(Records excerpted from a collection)
--- START ---

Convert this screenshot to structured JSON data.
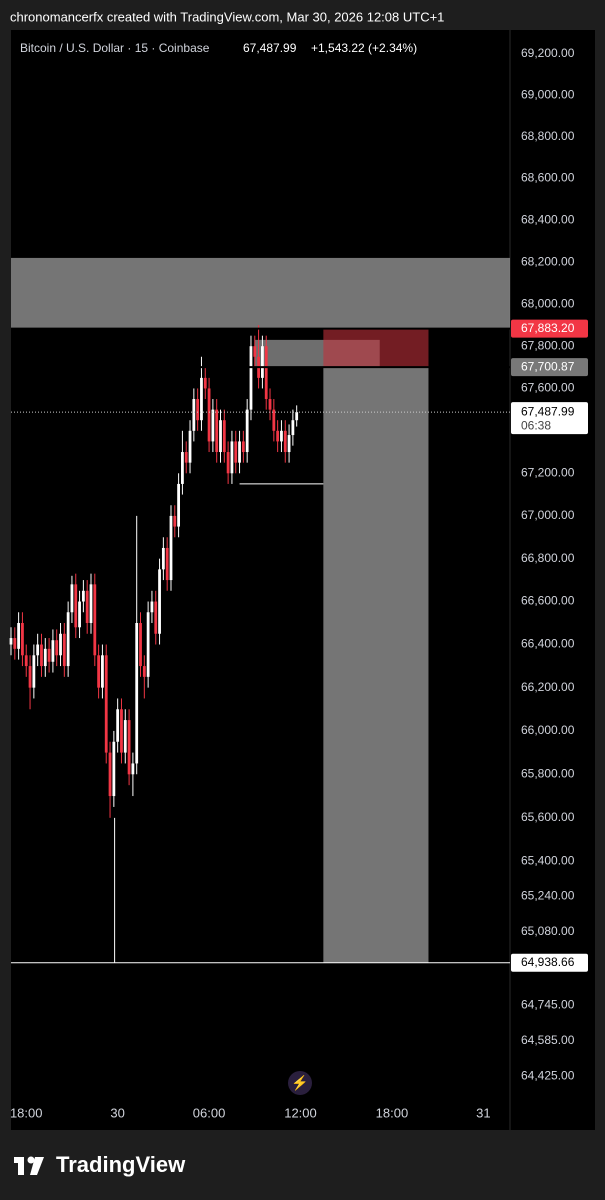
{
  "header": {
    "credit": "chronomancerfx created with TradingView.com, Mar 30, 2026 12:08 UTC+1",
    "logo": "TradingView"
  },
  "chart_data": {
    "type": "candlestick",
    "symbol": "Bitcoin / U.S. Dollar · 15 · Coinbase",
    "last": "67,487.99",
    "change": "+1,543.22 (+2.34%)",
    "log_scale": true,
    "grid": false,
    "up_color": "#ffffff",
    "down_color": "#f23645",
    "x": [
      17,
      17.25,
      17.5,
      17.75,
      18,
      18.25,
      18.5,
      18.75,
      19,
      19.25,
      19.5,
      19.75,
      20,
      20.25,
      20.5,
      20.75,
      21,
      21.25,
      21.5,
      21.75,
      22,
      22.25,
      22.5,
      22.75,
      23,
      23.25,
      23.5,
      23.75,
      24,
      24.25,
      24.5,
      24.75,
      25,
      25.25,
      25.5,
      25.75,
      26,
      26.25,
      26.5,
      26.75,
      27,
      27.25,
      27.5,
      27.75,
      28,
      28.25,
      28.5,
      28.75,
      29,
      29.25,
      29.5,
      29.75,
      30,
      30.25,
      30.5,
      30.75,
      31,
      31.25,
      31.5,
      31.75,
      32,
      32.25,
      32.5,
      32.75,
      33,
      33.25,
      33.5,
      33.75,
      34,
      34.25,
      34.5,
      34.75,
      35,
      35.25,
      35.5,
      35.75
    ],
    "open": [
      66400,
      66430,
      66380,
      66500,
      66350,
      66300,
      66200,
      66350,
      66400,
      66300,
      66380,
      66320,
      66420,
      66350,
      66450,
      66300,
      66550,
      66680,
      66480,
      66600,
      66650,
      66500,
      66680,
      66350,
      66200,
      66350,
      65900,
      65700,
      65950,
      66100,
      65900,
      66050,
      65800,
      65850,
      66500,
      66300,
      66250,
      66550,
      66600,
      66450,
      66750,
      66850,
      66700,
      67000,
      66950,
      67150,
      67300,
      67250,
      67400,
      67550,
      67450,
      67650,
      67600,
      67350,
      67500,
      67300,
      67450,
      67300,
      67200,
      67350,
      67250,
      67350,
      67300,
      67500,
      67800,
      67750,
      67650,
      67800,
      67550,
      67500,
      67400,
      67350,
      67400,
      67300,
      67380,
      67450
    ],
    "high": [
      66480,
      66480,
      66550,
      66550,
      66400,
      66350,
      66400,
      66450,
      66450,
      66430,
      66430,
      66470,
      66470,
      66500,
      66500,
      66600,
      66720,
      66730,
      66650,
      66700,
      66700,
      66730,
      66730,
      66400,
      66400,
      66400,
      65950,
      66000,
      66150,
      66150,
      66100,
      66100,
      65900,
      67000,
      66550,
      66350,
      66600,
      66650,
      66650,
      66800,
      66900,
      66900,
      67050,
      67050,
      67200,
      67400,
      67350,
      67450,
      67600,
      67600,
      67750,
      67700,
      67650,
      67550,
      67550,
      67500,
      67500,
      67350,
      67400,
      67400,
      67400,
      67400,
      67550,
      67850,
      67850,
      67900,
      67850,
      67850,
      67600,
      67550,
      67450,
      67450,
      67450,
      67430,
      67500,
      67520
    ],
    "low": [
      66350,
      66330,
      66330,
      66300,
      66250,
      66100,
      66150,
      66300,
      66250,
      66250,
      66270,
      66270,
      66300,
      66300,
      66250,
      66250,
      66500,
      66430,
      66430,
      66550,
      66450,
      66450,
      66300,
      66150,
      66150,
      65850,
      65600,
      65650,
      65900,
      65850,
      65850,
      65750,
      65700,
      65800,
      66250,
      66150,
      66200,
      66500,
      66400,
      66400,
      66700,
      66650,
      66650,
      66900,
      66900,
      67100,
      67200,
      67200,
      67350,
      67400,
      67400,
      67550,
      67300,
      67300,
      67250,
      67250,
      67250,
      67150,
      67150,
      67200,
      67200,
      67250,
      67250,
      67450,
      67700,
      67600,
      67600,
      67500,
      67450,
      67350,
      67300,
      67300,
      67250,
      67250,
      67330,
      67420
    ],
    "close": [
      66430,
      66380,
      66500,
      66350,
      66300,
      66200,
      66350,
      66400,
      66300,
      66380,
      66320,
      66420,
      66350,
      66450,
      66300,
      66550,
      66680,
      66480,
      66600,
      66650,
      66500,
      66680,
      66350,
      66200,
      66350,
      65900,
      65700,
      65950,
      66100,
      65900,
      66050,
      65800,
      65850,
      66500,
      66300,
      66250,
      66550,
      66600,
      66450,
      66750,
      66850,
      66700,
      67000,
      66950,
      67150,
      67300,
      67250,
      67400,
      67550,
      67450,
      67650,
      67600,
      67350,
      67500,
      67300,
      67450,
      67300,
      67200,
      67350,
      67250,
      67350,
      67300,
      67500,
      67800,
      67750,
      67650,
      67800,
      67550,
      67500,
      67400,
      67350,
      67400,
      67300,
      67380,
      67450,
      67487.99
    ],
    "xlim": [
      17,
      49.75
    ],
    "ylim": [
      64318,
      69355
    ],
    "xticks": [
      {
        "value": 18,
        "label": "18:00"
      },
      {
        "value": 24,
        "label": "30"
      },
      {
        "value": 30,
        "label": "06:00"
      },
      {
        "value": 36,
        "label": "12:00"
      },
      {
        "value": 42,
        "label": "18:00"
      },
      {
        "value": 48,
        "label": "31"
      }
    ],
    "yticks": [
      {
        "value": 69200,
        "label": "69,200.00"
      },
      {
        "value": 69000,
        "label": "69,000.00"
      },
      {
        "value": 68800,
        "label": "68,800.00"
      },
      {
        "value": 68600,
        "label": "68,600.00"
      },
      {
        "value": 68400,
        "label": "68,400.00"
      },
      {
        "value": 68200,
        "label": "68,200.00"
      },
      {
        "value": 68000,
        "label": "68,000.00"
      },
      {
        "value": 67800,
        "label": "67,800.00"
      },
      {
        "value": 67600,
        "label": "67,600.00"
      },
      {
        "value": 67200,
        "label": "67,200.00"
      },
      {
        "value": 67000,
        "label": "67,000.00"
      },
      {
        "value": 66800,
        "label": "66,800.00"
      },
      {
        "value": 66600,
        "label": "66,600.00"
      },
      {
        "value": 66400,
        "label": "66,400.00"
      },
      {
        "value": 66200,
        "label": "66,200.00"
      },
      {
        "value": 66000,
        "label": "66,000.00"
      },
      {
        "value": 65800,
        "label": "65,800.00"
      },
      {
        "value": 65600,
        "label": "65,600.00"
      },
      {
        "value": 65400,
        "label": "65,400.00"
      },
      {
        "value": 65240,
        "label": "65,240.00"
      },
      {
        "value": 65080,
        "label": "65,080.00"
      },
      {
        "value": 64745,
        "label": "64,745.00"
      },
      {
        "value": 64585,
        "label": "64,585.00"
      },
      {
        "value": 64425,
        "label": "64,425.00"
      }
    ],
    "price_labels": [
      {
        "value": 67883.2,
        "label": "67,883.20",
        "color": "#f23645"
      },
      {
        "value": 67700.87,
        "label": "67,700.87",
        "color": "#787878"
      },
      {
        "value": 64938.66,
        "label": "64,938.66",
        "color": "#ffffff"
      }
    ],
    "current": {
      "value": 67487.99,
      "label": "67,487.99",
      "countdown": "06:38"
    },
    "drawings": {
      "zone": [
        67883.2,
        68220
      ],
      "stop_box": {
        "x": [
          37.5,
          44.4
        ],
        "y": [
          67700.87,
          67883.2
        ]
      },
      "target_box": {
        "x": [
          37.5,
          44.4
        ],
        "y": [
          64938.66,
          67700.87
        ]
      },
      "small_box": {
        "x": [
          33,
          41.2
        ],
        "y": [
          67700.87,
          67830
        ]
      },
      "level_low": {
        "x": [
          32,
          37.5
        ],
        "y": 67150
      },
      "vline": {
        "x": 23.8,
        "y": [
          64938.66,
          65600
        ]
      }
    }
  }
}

--- END ---

Using the listing above, pick out each line that contains the word "TradingView", then copy it.

    "credit": "chronomancerfx created with TradingView.com, Mar 30, 2026 12:08 UTC+1",
    "logo": "TradingView"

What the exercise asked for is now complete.